_GIVEN INSTRUCTION_
Work through the data below line by line and say how many lines hold "title"; give only the number.

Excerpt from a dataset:

————

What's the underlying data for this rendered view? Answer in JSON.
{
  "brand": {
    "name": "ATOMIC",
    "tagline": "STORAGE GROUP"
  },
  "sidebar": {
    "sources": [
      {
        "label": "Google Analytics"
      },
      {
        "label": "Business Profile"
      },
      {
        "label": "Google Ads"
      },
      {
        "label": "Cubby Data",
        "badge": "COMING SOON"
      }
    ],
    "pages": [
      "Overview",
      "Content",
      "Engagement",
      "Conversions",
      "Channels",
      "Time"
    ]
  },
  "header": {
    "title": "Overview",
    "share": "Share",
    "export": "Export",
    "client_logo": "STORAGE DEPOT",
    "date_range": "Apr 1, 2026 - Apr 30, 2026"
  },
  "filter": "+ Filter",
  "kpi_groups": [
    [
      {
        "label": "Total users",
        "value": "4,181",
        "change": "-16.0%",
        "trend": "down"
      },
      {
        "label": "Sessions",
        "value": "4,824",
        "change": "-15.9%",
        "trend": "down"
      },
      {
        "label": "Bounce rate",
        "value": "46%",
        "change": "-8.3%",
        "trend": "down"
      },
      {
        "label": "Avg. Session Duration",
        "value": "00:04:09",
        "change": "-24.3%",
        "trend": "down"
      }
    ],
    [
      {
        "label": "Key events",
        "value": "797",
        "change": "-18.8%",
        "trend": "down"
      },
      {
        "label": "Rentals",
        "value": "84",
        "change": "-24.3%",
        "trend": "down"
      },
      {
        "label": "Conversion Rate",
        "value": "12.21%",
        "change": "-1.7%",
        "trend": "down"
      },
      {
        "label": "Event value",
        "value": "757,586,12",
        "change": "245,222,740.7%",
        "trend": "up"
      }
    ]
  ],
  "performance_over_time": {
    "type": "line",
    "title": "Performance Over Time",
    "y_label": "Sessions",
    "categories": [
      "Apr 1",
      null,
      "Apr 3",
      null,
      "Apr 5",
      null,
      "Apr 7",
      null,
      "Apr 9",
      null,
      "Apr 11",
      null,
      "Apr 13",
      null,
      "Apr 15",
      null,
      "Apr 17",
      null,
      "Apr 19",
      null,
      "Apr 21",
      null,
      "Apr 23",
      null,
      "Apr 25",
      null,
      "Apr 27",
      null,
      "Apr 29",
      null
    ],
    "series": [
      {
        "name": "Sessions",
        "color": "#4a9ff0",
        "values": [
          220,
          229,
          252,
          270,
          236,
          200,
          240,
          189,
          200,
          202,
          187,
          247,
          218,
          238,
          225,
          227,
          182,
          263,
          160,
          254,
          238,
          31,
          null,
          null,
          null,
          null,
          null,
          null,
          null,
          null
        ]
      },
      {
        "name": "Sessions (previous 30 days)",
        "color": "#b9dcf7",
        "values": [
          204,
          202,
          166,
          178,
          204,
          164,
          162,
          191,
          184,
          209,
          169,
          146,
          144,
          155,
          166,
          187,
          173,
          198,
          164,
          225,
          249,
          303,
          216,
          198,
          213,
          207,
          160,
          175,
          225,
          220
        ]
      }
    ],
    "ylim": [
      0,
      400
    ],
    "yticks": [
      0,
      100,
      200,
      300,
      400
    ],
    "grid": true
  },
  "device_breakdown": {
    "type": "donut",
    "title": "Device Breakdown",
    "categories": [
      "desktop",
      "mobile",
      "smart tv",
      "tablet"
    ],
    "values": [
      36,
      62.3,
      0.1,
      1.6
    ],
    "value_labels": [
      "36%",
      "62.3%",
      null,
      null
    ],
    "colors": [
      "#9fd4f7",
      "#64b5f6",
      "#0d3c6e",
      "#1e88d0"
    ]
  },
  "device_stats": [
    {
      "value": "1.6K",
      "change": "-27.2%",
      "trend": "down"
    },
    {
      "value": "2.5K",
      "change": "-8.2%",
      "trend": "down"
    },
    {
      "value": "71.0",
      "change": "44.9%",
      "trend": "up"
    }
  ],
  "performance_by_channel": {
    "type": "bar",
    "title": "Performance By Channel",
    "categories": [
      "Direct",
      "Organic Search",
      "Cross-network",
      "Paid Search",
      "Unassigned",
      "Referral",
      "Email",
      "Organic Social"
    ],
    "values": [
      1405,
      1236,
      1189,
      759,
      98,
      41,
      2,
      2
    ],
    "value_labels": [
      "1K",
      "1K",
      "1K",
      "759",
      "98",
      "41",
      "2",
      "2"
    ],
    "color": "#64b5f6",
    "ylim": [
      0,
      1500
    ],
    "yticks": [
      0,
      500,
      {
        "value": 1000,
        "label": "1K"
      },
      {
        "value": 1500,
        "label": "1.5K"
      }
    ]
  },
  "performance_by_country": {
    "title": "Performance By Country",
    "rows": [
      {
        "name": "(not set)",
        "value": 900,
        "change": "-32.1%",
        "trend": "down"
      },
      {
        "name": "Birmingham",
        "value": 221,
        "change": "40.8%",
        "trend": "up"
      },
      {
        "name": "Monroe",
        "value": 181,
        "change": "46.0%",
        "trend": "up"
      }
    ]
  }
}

————

_EXERCISE ANSWER_
5